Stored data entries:
________________________________________

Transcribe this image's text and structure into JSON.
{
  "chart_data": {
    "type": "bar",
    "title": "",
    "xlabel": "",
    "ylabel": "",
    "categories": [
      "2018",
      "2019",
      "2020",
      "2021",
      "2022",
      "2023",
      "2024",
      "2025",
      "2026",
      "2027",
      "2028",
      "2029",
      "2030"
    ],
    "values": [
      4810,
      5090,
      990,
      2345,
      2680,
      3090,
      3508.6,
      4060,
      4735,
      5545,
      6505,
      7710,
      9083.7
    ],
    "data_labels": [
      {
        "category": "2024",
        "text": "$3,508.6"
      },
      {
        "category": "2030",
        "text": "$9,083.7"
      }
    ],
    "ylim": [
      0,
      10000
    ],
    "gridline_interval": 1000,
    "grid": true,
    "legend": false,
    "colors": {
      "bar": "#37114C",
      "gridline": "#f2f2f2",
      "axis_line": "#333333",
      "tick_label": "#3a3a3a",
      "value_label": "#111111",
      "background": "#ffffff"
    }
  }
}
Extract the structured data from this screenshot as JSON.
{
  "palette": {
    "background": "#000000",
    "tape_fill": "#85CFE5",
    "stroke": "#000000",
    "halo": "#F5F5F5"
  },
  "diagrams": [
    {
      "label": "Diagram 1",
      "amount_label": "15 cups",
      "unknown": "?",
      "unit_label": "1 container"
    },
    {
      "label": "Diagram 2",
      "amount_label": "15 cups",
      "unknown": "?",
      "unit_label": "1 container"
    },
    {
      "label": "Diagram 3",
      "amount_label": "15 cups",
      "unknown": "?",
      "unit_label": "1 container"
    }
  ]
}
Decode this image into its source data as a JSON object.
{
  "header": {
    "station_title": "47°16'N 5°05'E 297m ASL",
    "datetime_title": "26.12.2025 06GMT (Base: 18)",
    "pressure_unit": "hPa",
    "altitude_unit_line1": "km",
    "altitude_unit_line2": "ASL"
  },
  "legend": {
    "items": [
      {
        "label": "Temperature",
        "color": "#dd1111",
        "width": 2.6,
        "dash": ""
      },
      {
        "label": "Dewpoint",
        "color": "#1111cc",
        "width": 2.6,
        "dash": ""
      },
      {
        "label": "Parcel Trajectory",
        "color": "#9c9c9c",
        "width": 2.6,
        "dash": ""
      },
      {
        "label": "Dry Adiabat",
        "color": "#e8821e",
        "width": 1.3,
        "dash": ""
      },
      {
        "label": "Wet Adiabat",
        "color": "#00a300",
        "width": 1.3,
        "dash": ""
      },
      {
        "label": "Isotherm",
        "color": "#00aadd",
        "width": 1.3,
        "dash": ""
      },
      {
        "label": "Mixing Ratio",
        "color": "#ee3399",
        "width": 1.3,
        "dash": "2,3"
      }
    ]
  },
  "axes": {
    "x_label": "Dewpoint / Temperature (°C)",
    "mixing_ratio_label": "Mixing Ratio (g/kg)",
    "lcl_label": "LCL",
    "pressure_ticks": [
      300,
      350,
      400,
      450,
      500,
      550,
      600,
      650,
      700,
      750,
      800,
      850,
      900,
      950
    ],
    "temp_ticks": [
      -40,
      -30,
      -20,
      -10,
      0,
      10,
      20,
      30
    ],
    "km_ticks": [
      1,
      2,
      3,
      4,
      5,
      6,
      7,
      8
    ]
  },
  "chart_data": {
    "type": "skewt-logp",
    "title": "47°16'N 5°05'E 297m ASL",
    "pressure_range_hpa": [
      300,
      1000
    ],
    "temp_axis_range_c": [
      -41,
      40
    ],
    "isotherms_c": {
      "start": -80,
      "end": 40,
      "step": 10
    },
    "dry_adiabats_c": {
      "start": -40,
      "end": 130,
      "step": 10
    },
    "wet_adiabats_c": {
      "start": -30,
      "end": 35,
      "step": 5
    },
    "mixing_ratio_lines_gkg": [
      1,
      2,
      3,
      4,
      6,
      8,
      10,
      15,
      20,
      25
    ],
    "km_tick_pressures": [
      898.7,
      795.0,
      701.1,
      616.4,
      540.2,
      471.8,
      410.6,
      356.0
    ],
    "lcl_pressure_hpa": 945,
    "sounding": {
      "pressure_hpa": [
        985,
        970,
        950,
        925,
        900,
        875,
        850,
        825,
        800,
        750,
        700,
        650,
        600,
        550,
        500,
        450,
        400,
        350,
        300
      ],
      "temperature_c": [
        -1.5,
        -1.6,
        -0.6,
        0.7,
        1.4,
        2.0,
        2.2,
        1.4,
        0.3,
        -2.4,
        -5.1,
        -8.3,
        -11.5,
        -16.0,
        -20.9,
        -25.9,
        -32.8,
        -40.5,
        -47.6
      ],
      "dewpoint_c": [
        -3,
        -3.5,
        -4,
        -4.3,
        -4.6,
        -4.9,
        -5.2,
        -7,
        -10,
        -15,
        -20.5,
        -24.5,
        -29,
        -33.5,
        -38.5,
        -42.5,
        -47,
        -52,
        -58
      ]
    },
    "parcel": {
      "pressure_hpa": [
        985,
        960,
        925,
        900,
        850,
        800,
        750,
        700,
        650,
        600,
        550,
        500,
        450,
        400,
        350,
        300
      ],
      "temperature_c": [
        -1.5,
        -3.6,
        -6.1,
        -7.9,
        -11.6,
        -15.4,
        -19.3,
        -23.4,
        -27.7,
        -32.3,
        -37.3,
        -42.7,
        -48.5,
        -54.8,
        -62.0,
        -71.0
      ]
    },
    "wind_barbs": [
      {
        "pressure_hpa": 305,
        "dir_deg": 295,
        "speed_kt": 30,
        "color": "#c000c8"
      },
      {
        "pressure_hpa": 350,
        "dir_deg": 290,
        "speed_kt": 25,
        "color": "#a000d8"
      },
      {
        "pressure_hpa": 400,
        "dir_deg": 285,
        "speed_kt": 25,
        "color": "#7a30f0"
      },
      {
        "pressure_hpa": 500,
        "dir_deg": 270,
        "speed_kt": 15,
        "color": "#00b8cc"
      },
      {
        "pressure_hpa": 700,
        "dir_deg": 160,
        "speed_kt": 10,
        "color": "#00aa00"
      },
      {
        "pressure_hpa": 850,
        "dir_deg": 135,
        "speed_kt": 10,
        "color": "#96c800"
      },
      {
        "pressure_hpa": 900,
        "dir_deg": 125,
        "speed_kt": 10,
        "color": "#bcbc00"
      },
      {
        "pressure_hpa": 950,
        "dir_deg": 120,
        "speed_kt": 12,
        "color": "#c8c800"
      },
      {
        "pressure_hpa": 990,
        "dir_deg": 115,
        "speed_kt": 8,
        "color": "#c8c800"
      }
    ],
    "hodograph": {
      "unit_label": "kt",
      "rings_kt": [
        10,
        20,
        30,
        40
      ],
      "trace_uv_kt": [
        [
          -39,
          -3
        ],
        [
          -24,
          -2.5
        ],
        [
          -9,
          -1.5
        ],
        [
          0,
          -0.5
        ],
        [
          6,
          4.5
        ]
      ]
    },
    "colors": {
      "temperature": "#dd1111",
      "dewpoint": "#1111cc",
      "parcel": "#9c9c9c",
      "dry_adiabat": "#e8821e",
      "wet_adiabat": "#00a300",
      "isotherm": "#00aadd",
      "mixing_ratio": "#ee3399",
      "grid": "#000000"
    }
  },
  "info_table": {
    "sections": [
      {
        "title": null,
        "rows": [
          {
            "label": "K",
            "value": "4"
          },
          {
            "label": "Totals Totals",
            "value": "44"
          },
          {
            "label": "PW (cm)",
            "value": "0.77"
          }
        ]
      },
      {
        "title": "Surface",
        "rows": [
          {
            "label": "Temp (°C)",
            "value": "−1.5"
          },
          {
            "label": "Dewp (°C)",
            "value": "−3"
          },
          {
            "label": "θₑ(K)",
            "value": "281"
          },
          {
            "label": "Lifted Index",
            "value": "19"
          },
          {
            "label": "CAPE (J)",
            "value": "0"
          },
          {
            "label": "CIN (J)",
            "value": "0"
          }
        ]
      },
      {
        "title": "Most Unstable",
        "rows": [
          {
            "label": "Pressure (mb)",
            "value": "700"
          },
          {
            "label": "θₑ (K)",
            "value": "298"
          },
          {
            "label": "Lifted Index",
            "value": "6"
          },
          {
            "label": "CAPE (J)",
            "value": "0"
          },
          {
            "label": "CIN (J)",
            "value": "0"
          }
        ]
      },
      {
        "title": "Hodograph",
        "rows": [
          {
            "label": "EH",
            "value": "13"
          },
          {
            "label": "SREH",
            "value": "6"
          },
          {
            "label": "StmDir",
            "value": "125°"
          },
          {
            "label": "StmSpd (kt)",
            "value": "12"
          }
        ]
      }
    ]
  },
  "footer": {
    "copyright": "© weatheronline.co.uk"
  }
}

________________________________________

_JOB_
Which lines above contain "this"? Show each of them.

_SOLVED EXERCISE_
Transcribe this image's text and structure into JSON.
Extract the structured data from this screenshot as JSON.
Decode this image into its source data as a JSON object.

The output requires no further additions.